▶ **Consigne A**:
Reproduisez sous forme de liste numérotée, sans les lignes vides, la portion du listing qui s'ouvre sur la ligne contenant "point — [871, 316, 883, 328]" et se ferme sur la ligne contenant "y-tick-label: 0,30 — [102, 366, 138, 387]", ces deux lignes incluses.

▶ **Texte fourni**:
************

Michèle Alliot-Marie : Je sais fort bien que les clubs de rugby sont en danger. On m'en a cité un qui avait un trou de 3,5 MF. Il faudra donc, au moyen d'une négociation, apurer le passé. Comment ? Par un moratoire, un étalement de la dette car on ne pourra pas passer par pertes et profits. Je vais vous dire, le passé, on le réglera. C'est l'avenir qui pose problème.

Midi Olympique : Justement, serez-vous un ministre intransigeant ou cette fille d'arbitre qui connait les arcanes du rugby ?

Michèle Alliot-Marie : Seule la question de bon sens l'emportera et aussi la nécessité de trouver des solutions en commun.

Midi Olympique : Estimez-vous que le rugby vit au-dessus de ses moyens ?

Michèle Alliot-Marie : Ce n'est pas mon problème. Encore une fois, je dis que les fédérations sont autonomes, que je ne suis pas interventionniste mais que le contrôle a "posteriori" existera. Je puis vous assurer que les aides de l'État seront bien contrôlées au niveau juridique et financier, le tout dans le respect des responsabilités de chacun. Ce sera une nouvelle méthode.

Midi Olympique : Où se situe l'avenir du rugby, dans l'amateurisme où dans le professionnalisme ?

************

▶ **Extraits du listing**:
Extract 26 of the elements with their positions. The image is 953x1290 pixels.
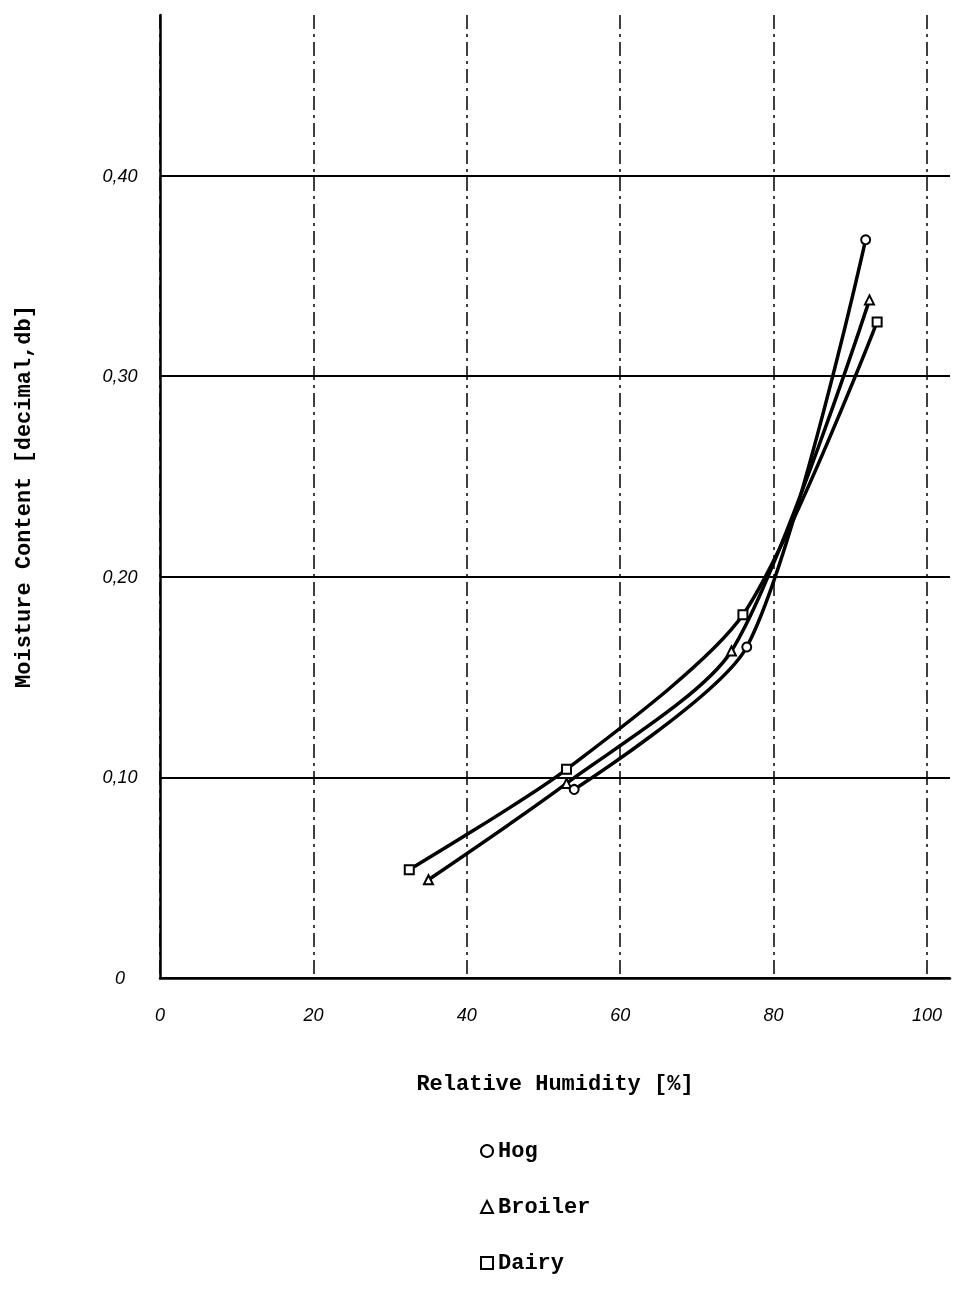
point — [871, 316, 883, 328]
x-tick-label: 80 — [763, 1005, 784, 1025]
legend-label: Hog — [498, 1138, 538, 1164]
point — [741, 641, 753, 653]
point — [422, 874, 434, 886]
point — [863, 294, 875, 306]
point — [737, 609, 749, 621]
y-tick-label: 0,20 — [102, 566, 138, 587]
legend-label: Dairy — [498, 1250, 565, 1276]
point — [568, 783, 580, 795]
y-tick-label: 0,40 — [102, 165, 138, 186]
y-tick-label: 0,30 — [102, 366, 138, 387]
x-tick-label: 20 — [302, 1005, 324, 1025]
x-tick-label: 100 — [911, 1005, 943, 1025]
point — [561, 763, 572, 775]
y-axis-title: Moisture Content [decimal,db] — [11, 305, 37, 688]
point — [403, 864, 415, 876]
point — [725, 645, 737, 657]
y-tick-label: 0 — [114, 968, 126, 988]
y-tick-label: 0,10 — [102, 767, 138, 788]
x-tick-label: 40 — [456, 1005, 477, 1025]
x-tick-label: 60 — [610, 1005, 631, 1025]
x-tick-label: 0 — [154, 1005, 166, 1025]
legend-label: Broiler — [498, 1194, 591, 1220]
point — [860, 234, 872, 246]
x-axis-title: Relative Humidity [%] — [416, 1071, 694, 1097]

************

▶ **Consigne B**:
Relevez toutes les formes verbales au futur simple employées par Michèle Alliot-Marie dans le texte fourni.

▶ **Résultat de l'exercice A**:
1. point — [871, 316, 883, 328]
2. x-tick-label: 80 — [763, 1005, 784, 1025]
3. legend-label: Hog — [498, 1138, 538, 1164]
4. point — [741, 641, 753, 653]
5. point — [422, 874, 434, 886]
6. point — [863, 294, 875, 306]
7. point — [737, 609, 749, 621]
8. y-tick-label: 0,20 — [102, 566, 138, 587]
9. legend-label: Dairy — [498, 1250, 565, 1276]
10. point — [568, 783, 580, 795]
11. y-tick-label: 0,40 — [102, 165, 138, 186]
12. y-tick-label: 0,30 — [102, 366, 138, 387]

▶ **Résultat de l'exercice B**:
faudra
pourra
réglera
emportera
existera
seront
sera